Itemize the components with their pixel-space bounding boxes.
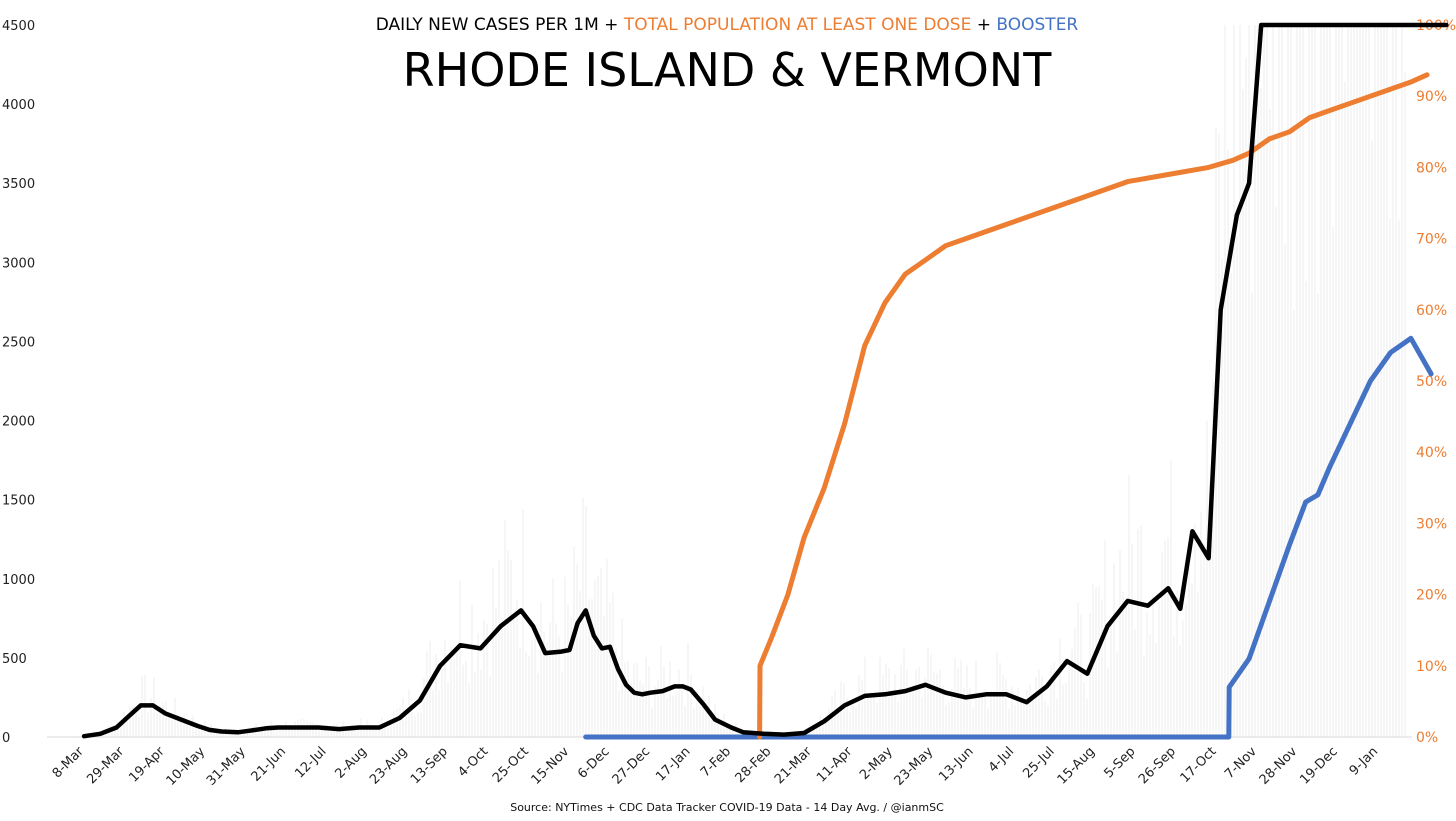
- left-tick-label: 4500: [2, 19, 35, 34]
- chart-subtitle: DAILY NEW CASES PER 1M + TOTAL POPULATIO…: [376, 15, 1079, 35]
- chart-title: RHODE ISLAND & VERMONT: [403, 43, 1053, 97]
- cases-line: [81, 22, 1449, 739]
- subtitle-dose: TOTAL POPULATION AT LEAST ONE DOSE: [623, 15, 972, 35]
- left-tick-label: 3500: [2, 177, 35, 192]
- left-tick-label: 0: [2, 731, 10, 746]
- subtitle-booster: BOOSTER: [996, 15, 1078, 35]
- right-tick-label: 40%: [1416, 445, 1447, 461]
- subtitle-cases: DAILY NEW CASES PER 1M: [376, 15, 599, 35]
- right-tick-label: 50%: [1416, 374, 1447, 390]
- booster-line: [583, 335, 1434, 740]
- left-tick-label: 1000: [2, 573, 35, 588]
- right-tick-label: 20%: [1416, 588, 1447, 604]
- left-tick-label: 1500: [2, 494, 35, 509]
- left-tick-label: 2500: [2, 335, 35, 350]
- right-tick-label: 0%: [1416, 730, 1438, 746]
- right-tick-label: 30%: [1416, 516, 1447, 532]
- right-tick-label: 80%: [1416, 160, 1447, 176]
- left-tick-label: 3000: [2, 256, 35, 271]
- left-axis: 0 500 1000 1500 2000 2500 3000 3500 4000 4500: [2, 19, 35, 746]
- left-tick-label: 2000: [2, 415, 35, 430]
- left-tick-label: 4000: [2, 98, 35, 113]
- right-axis: 0%10%20%30%40%50%60%70%80%90%100%: [1416, 18, 1456, 746]
- right-tick-label: 60%: [1416, 303, 1447, 319]
- right-tick-label: 10%: [1416, 659, 1447, 675]
- left-tick-label: 500: [2, 652, 27, 667]
- dose-line: [757, 72, 1430, 740]
- subtitle-plus-2: +: [977, 15, 991, 35]
- source-note: Source: NYTimes + CDC Data Tracker COVID…: [510, 801, 944, 814]
- subtitle-plus-1: +: [604, 15, 618, 35]
- right-tick-label: 90%: [1416, 89, 1447, 105]
- series-layer: [81, 22, 1449, 740]
- right-tick-label: 70%: [1416, 232, 1447, 248]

━━━━━━━━━━━━━━━━━━━━━━━━━━━━━━

**Required task:** Put the part of the material that opens with the line containing "- left-tick-label: 4500: [2, 19, 35, 34]" and closes with the line containing "- left-tick-label: 1500: [2, 494, 35, 509]" into a JSON list of strings, with one string for each line and both of those lines included. Leave out any blank lines.

**Result:**
[
  "- left-tick-label: 4500: [2, 19, 35, 34]",
  "- chart-subtitle: DAILY NEW CASES PER 1M + TOTAL POPULATIO…: [376, 15, 1079, 35]",
  "- chart-title: RHODE ISLAND & VERMONT: [403, 43, 1053, 97]",
  "- cases-line: [81, 22, 1449, 739]",
  "- subtitle-dose: TOTAL POPULATION AT LEAST ONE DOSE: [623, 15, 972, 35]",
  "- left-tick-label: 3500: [2, 177, 35, 192]",
  "- left-tick-label: 0: [2, 731, 10, 746]",
  "- subtitle-booster: BOOSTER: [996, 15, 1078, 35]",
  "- right-tick-label: 40%: [1416, 445, 1447, 461]",
  "- subtitle-cases: DAILY NEW CASES PER 1M: [376, 15, 599, 35]",
  "- right-tick-label: 50%: [1416, 374, 1447, 390]",
  "- booster-line: [583, 335, 1434, 740]",
  "- left-tick-label: 1000: [2, 573, 35, 588]",
  "- right-tick-label: 20%: [1416, 588, 1447, 604]",
  "- left-tick-label: 1500: [2, 494, 35, 509]"
]